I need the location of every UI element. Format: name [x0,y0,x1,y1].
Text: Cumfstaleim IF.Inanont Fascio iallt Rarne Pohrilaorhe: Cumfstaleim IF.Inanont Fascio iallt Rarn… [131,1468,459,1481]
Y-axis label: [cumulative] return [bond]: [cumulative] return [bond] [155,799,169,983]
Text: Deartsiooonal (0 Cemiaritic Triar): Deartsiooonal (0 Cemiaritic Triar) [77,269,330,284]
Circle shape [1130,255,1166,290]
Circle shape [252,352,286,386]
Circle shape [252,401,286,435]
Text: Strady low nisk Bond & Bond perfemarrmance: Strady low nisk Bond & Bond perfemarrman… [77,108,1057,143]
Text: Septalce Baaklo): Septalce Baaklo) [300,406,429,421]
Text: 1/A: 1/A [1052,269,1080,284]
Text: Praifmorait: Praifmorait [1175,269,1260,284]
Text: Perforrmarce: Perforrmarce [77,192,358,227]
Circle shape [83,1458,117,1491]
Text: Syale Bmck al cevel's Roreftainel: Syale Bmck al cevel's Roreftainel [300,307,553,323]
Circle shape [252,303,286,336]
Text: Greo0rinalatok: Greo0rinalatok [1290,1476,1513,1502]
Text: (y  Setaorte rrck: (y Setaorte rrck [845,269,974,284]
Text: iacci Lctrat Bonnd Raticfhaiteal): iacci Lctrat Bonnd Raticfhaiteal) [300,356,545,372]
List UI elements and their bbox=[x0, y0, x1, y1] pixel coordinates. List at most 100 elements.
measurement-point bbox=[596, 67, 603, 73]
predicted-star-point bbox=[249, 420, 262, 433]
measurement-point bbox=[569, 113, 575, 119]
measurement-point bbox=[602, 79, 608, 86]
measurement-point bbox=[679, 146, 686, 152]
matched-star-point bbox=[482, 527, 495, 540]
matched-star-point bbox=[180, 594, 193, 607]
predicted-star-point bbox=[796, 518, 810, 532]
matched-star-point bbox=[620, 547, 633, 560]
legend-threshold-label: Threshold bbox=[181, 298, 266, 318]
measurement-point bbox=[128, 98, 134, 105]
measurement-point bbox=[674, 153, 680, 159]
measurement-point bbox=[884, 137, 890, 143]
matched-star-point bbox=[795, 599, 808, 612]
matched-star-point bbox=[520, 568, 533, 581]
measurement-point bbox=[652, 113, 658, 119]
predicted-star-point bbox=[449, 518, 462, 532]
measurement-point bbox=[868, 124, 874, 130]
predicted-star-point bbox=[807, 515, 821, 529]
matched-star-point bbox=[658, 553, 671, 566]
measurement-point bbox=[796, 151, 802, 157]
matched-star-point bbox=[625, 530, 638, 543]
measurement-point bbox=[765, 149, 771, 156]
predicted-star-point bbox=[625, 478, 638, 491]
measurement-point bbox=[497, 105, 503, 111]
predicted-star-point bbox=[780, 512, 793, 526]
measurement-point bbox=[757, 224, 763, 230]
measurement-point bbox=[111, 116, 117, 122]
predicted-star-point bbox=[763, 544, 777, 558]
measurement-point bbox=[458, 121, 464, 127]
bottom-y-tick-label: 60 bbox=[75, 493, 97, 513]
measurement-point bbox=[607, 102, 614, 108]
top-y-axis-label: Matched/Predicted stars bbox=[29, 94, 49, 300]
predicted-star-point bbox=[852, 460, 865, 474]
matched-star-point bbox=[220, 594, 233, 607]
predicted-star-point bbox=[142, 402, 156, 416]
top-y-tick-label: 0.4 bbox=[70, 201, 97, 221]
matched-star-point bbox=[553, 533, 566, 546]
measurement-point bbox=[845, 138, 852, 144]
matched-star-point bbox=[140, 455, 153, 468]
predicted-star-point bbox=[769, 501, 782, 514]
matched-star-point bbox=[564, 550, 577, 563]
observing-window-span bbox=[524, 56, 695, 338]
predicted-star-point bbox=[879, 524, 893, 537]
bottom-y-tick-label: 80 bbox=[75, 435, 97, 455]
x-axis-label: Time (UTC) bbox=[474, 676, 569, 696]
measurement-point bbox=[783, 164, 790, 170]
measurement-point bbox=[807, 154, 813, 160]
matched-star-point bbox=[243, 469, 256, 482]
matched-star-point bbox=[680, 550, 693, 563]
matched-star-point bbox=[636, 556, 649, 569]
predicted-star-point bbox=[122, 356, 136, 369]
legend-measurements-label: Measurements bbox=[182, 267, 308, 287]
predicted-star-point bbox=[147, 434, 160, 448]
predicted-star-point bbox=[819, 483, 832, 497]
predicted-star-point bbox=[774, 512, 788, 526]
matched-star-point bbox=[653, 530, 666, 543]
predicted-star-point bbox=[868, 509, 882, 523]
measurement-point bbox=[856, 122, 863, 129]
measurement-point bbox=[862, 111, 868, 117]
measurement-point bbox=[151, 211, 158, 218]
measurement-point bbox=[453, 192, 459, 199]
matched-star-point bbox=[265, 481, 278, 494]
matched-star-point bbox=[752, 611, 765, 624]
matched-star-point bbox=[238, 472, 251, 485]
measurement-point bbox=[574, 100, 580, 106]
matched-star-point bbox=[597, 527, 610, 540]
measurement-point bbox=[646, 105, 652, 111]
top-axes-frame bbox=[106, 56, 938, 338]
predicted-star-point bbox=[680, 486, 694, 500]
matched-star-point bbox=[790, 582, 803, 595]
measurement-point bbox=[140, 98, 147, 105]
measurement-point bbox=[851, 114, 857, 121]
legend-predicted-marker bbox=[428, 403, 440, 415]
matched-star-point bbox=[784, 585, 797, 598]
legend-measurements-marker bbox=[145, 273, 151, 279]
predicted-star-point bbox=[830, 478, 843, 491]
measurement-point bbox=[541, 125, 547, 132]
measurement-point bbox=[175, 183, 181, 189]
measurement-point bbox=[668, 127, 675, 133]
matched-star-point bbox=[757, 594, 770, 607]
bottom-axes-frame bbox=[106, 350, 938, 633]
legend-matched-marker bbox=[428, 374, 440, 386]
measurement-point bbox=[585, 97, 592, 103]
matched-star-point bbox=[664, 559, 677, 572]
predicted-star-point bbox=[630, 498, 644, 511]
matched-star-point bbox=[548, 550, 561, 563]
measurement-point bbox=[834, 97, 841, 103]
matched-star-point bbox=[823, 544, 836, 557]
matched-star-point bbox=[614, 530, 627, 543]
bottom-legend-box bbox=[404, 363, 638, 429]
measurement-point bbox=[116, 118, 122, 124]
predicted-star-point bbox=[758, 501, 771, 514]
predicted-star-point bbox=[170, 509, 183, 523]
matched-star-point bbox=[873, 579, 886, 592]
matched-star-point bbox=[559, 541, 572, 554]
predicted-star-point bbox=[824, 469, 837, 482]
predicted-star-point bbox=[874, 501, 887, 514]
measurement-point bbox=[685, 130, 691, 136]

* PROBLEM TO SOLVE:
Rewrite the lines from the first one through the line containing "measurement-point bbox=[652, 113, 658, 119]", changing every "matched-star-point" to "paired-star-point" and leaving all else as it stands.

* CORRECT RESPONSE:
I need the location of every UI element. Format: name [x0,y0,x1,y1].
Text: Cumfstaleim IF.Inanont Fascio iallt Rarne Pohrilaorhe: Cumfstaleim IF.Inanont Fascio iallt Rarn… [131,1468,459,1481]
Y-axis label: [cumulative] return [bond]: [cumulative] return [bond] [155,799,169,983]
Text: Deartsiooonal (0 Cemiaritic Triar): Deartsiooonal (0 Cemiaritic Triar) [77,269,330,284]
Circle shape [1130,255,1166,290]
Circle shape [252,352,286,386]
Circle shape [252,401,286,435]
Text: Strady low nisk Bond & Bond perfemarrmance: Strady low nisk Bond & Bond perfemarrman… [77,108,1057,143]
Text: Septalce Baaklo): Septalce Baaklo) [300,406,429,421]
Text: 1/A: 1/A [1052,269,1080,284]
Text: Praifmorait: Praifmorait [1175,269,1260,284]
Text: Perforrmarce: Perforrmarce [77,192,358,227]
Circle shape [83,1458,117,1491]
Text: Syale Bmck al cevel's Roreftainel: Syale Bmck al cevel's Roreftainel [300,307,553,323]
Circle shape [252,303,286,336]
Text: Greo0rinalatok: Greo0rinalatok [1290,1476,1513,1502]
Text: (y  Setaorte rrck: (y Setaorte rrck [845,269,974,284]
Text: iacci Lctrat Bonnd Raticfhaiteal): iacci Lctrat Bonnd Raticfhaiteal) [300,356,545,372]
List UI elements and their bbox=[x0, y0, x1, y1] pixel coordinates. List at most 100 elements.
measurement-point bbox=[596, 67, 603, 73]
predicted-star-point bbox=[249, 420, 262, 433]
measurement-point bbox=[569, 113, 575, 119]
measurement-point bbox=[602, 79, 608, 86]
measurement-point bbox=[679, 146, 686, 152]
paired-star-point bbox=[482, 527, 495, 540]
paired-star-point bbox=[180, 594, 193, 607]
predicted-star-point bbox=[796, 518, 810, 532]
paired-star-point bbox=[620, 547, 633, 560]
legend-threshold-label: Threshold bbox=[181, 298, 266, 318]
measurement-point bbox=[128, 98, 134, 105]
measurement-point bbox=[674, 153, 680, 159]
measurement-point bbox=[884, 137, 890, 143]
paired-star-point bbox=[795, 599, 808, 612]
paired-star-point bbox=[520, 568, 533, 581]
measurement-point bbox=[652, 113, 658, 119]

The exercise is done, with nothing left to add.